• REQUIREMENTS
Determine the number of lines in the listing below where the string "客户管理" occurs; answer with the number alone.

* Start *

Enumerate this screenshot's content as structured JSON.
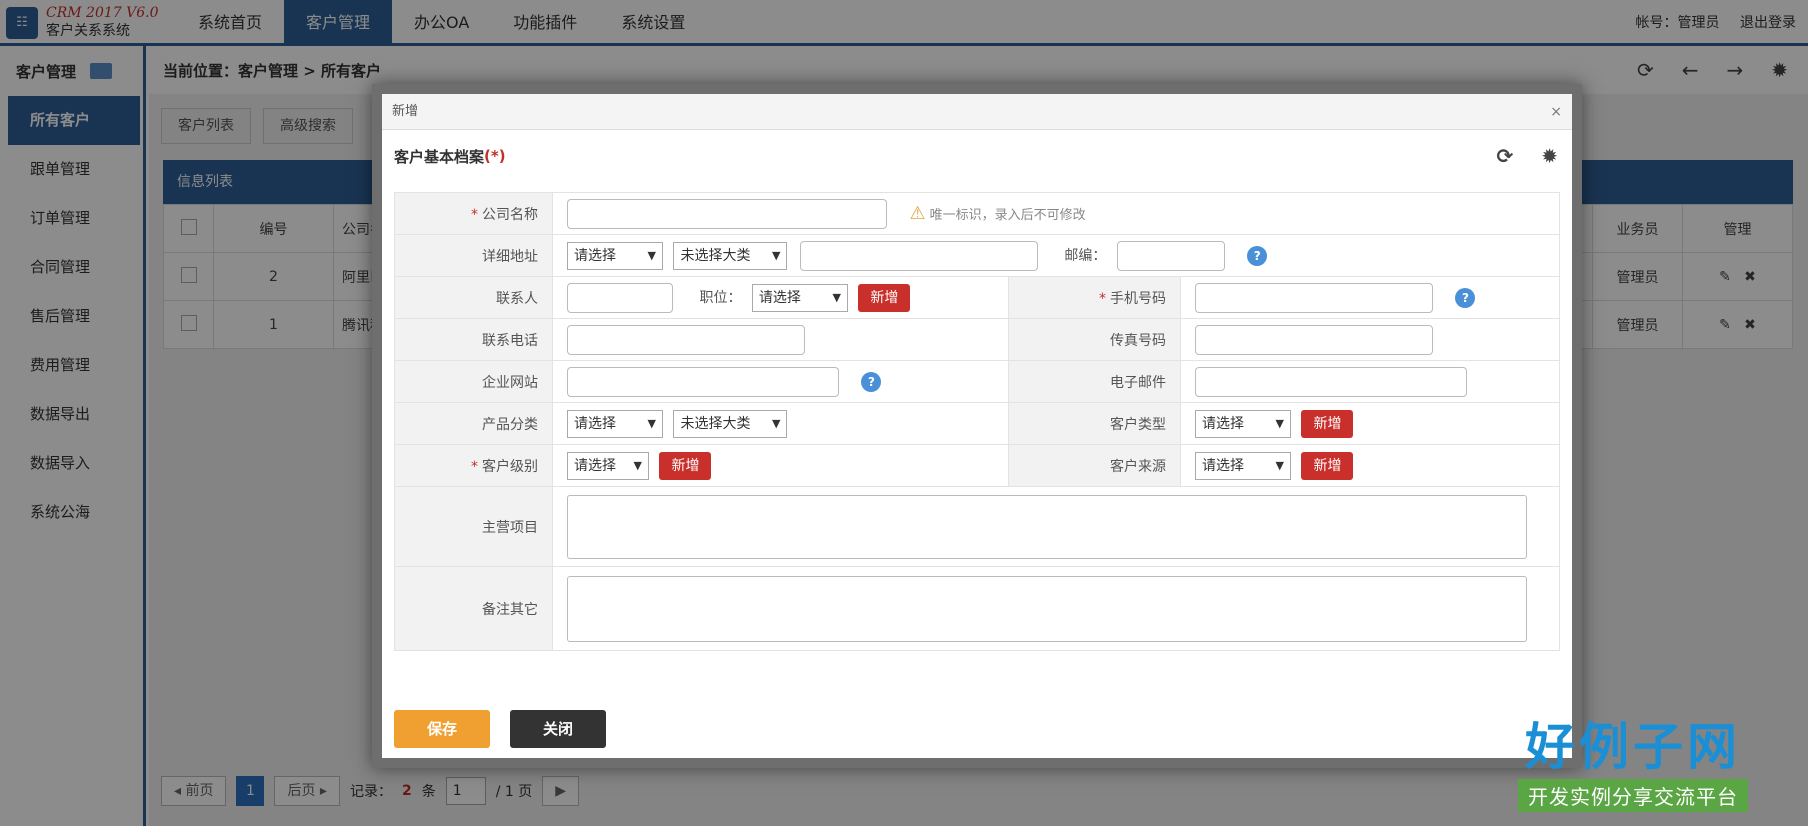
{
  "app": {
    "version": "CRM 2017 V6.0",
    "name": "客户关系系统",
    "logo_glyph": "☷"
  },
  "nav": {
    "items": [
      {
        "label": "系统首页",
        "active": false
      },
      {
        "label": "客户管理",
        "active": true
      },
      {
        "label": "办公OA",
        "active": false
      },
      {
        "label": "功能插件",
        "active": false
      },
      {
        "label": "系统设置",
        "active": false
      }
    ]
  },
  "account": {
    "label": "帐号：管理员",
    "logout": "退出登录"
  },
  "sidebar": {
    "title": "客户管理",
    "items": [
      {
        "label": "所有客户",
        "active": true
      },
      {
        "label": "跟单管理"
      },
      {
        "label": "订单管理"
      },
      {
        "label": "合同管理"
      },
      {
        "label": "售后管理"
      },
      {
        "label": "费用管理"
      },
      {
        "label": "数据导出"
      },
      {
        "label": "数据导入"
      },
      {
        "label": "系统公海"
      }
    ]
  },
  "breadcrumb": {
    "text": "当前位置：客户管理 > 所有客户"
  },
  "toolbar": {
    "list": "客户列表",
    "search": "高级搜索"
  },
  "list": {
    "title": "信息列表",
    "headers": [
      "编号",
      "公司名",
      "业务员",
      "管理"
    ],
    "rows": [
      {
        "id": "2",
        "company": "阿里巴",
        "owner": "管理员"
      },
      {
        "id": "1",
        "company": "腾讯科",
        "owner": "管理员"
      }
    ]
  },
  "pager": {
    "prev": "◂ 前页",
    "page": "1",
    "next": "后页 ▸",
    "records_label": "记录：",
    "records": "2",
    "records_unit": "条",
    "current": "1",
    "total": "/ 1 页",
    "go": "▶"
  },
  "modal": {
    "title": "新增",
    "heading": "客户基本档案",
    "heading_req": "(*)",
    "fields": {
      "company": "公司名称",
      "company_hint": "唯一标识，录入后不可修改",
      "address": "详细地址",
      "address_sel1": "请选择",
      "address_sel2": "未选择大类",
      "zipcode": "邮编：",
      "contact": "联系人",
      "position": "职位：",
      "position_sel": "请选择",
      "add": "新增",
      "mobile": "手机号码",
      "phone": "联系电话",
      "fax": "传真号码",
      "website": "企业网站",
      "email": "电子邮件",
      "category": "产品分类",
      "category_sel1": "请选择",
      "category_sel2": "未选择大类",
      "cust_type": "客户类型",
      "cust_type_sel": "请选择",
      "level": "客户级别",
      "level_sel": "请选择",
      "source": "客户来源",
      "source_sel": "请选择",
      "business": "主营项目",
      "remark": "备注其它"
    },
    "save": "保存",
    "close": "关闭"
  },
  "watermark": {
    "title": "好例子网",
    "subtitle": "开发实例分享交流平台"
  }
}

* End *
* Start *

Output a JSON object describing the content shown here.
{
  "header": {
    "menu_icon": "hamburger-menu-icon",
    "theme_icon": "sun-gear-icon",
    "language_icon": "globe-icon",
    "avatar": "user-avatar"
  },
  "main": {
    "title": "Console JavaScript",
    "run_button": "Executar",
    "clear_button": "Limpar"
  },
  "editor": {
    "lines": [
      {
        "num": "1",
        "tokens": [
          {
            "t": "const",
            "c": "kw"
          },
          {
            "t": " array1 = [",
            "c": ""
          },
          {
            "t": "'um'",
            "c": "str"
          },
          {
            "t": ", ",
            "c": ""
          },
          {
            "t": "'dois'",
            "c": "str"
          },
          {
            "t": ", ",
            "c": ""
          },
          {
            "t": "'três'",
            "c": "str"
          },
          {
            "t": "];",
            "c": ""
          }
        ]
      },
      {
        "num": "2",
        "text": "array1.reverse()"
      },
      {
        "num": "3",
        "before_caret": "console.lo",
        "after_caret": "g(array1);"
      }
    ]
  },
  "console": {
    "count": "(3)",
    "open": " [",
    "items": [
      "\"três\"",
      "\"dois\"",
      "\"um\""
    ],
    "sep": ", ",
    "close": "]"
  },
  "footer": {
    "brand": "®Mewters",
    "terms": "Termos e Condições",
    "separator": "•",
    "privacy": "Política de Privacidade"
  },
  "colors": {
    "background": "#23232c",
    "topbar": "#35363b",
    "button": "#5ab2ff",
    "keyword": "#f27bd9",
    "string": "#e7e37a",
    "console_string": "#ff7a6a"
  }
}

* End *

• REPLY
3